Start Extracted material

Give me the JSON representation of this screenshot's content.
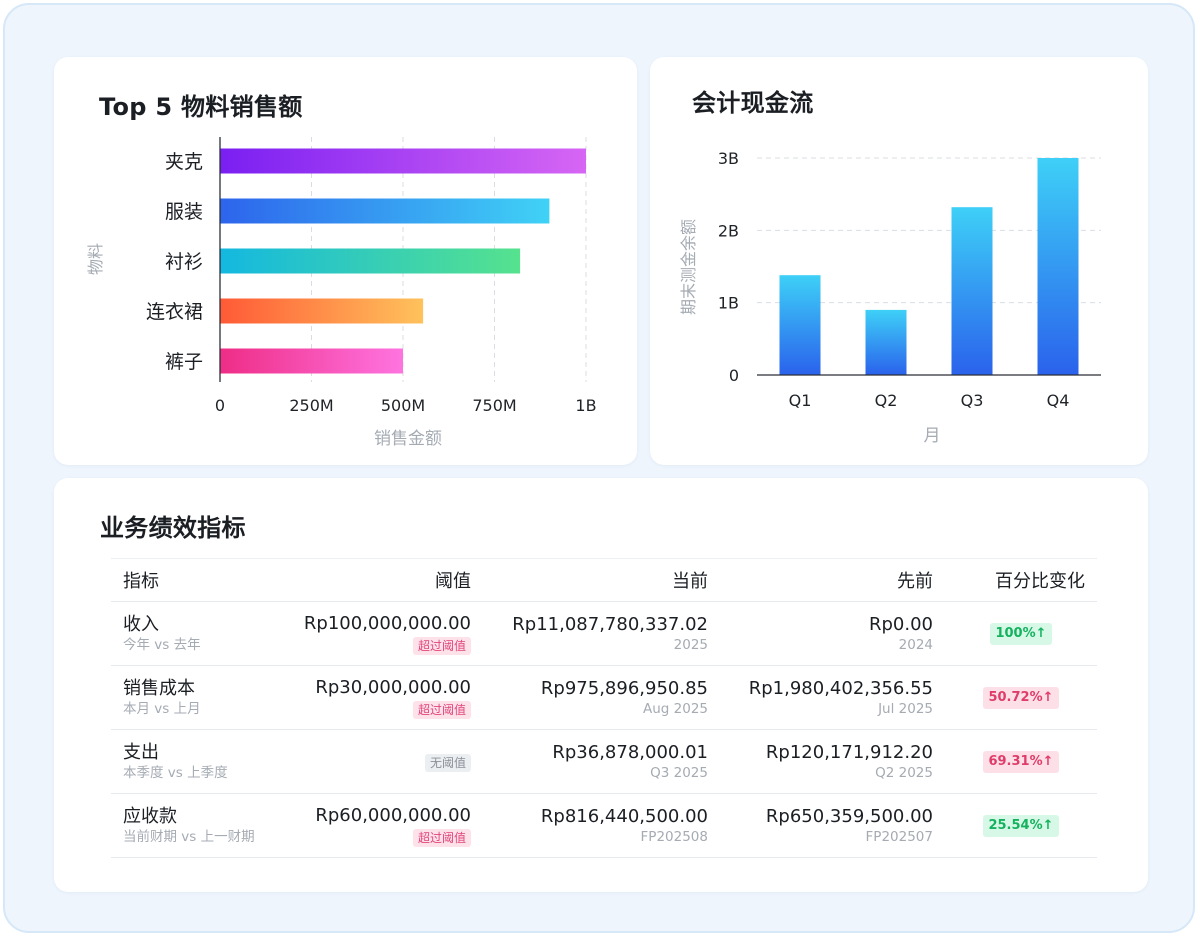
{
  "sales_chart": {
    "title": "Top 5 物料销售额",
    "xlabel": "销售金额",
    "ylabel": "物料",
    "ticks": [
      "0",
      "250M",
      "500M",
      "750M",
      "1B"
    ]
  },
  "cash_chart": {
    "title": "会计现金流",
    "xlabel": "月",
    "ylabel": "期末测金余额",
    "ticks": [
      "0",
      "1B",
      "2B",
      "3B"
    ]
  },
  "chart_data": [
    {
      "type": "bar",
      "orientation": "horizontal",
      "title": "Top 5 物料销售额",
      "xlabel": "销售金额",
      "ylabel": "物料",
      "categories": [
        "夹克",
        "服装",
        "衬衫",
        "连衣裙",
        "裤子"
      ],
      "values": [
        1000000000,
        900000000,
        820000000,
        555000000,
        500000000
      ],
      "xlim": [
        0,
        1000000000
      ],
      "grid": true,
      "colors": [
        [
          "#7a1ff2",
          "#d766f4"
        ],
        [
          "#2d64ec",
          "#40d2f6"
        ],
        [
          "#14b8e0",
          "#56e28e"
        ],
        [
          "#ff5a36",
          "#ffc25c"
        ],
        [
          "#ee2d86",
          "#ff74e0"
        ]
      ]
    },
    {
      "type": "bar",
      "title": "会计现金流",
      "xlabel": "月",
      "ylabel": "期末测金余额",
      "categories": [
        "Q1",
        "Q2",
        "Q3",
        "Q4"
      ],
      "values": [
        1380000000,
        900000000,
        2320000000,
        3000000000
      ],
      "ylim": [
        0,
        3000000000
      ],
      "grid": true,
      "colors": [
        "#3ed0f7",
        "#2a62ec"
      ]
    }
  ],
  "kpi": {
    "title": "业务绩效指标",
    "columns": [
      "指标",
      "阈值",
      "当前",
      "先前",
      "百分比变化"
    ],
    "rows": [
      {
        "name": "收入",
        "period": "今年 vs 去年",
        "threshold": "Rp100,000,000.00",
        "tag": "超过阈值",
        "current": "Rp11,087,780,337.02",
        "current_period": "2025",
        "previous": "Rp0.00",
        "previous_period": "2024",
        "change": "100%↑"
      },
      {
        "name": "销售成本",
        "period": "本月 vs 上月",
        "threshold": "Rp30,000,000.00",
        "tag": "超过阈值",
        "current": "Rp975,896,950.85",
        "current_period": "Aug 2025",
        "previous": "Rp1,980,402,356.55",
        "previous_period": "Jul 2025",
        "change": "50.72%↑"
      },
      {
        "name": "支出",
        "period": "本季度 vs 上季度",
        "threshold": "",
        "tag": "无阈值",
        "current": "Rp36,878,000.01",
        "current_period": "Q3 2025",
        "previous": "Rp120,171,912.20",
        "previous_period": "Q2 2025",
        "change": "69.31%↑"
      },
      {
        "name": "应收款",
        "period": "当前财期 vs 上一财期",
        "threshold": "Rp60,000,000.00",
        "tag": "超过阈值",
        "current": "Rp816,440,500.00",
        "current_period": "FP202508",
        "previous": "Rp650,359,500.00",
        "previous_period": "FP202507",
        "change": "25.54%↑"
      }
    ]
  }
}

End Extracted material

▶ _Written exercise_: Write out the listing word for word, omitting the pictures it holds.

▶ _Reply_:
Give me the JSON representation of this screenshot's content.
{
  "sales_chart": {
    "title": "Top 5 物料销售额",
    "xlabel": "销售金额",
    "ylabel": "物料",
    "ticks": [
      "0",
      "250M",
      "500M",
      "750M",
      "1B"
    ]
  },
  "cash_chart": {
    "title": "会计现金流",
    "xlabel": "月",
    "ylabel": "期末测金余额",
    "ticks": [
      "0",
      "1B",
      "2B",
      "3B"
    ]
  },
  "chart_data": [
    {
      "type": "bar",
      "orientation": "horizontal",
      "title": "Top 5 物料销售额",
      "xlabel": "销售金额",
      "ylabel": "物料",
      "categories": [
        "夹克",
        "服装",
        "衬衫",
        "连衣裙",
        "裤子"
      ],
      "values": [
        1000000000,
        900000000,
        820000000,
        555000000,
        500000000
      ],
      "xlim": [
        0,
        1000000000
      ],
      "grid": true,
      "colors": [
        [
          "#7a1ff2",
          "#d766f4"
        ],
        [
          "#2d64ec",
          "#40d2f6"
        ],
        [
          "#14b8e0",
          "#56e28e"
        ],
        [
          "#ff5a36",
          "#ffc25c"
        ],
        [
          "#ee2d86",
          "#ff74e0"
        ]
      ]
    },
    {
      "type": "bar",
      "title": "会计现金流",
      "xlabel": "月",
      "ylabel": "期末测金余额",
      "categories": [
        "Q1",
        "Q2",
        "Q3",
        "Q4"
      ],
      "values": [
        1380000000,
        900000000,
        2320000000,
        3000000000
      ],
      "ylim": [
        0,
        3000000000
      ],
      "grid": true,
      "colors": [
        "#3ed0f7",
        "#2a62ec"
      ]
    }
  ],
  "kpi": {
    "title": "业务绩效指标",
    "columns": [
      "指标",
      "阈值",
      "当前",
      "先前",
      "百分比变化"
    ],
    "rows": [
      {
        "name": "收入",
        "period": "今年 vs 去年",
        "threshold": "Rp100,000,000.00",
        "tag": "超过阈值",
        "current": "Rp11,087,780,337.02",
        "current_period": "2025",
        "previous": "Rp0.00",
        "previous_period": "2024",
        "change": "100%↑"
      },
      {
        "name": "销售成本",
        "period": "本月 vs 上月",
        "threshold": "Rp30,000,000.00",
        "tag": "超过阈值",
        "current": "Rp975,896,950.85",
        "current_period": "Aug 2025",
        "previous": "Rp1,980,402,356.55",
        "previous_period": "Jul 2025",
        "change": "50.72%↑"
      },
      {
        "name": "支出",
        "period": "本季度 vs 上季度",
        "threshold": "",
        "tag": "无阈值",
        "current": "Rp36,878,000.01",
        "current_period": "Q3 2025",
        "previous": "Rp120,171,912.20",
        "previous_period": "Q2 2025",
        "change": "69.31%↑"
      },
      {
        "name": "应收款",
        "period": "当前财期 vs 上一财期",
        "threshold": "Rp60,000,000.00",
        "tag": "超过阈值",
        "current": "Rp816,440,500.00",
        "current_period": "FP202508",
        "previous": "Rp650,359,500.00",
        "previous_period": "FP202507",
        "change": "25.54%↑"
      }
    ]
  }
}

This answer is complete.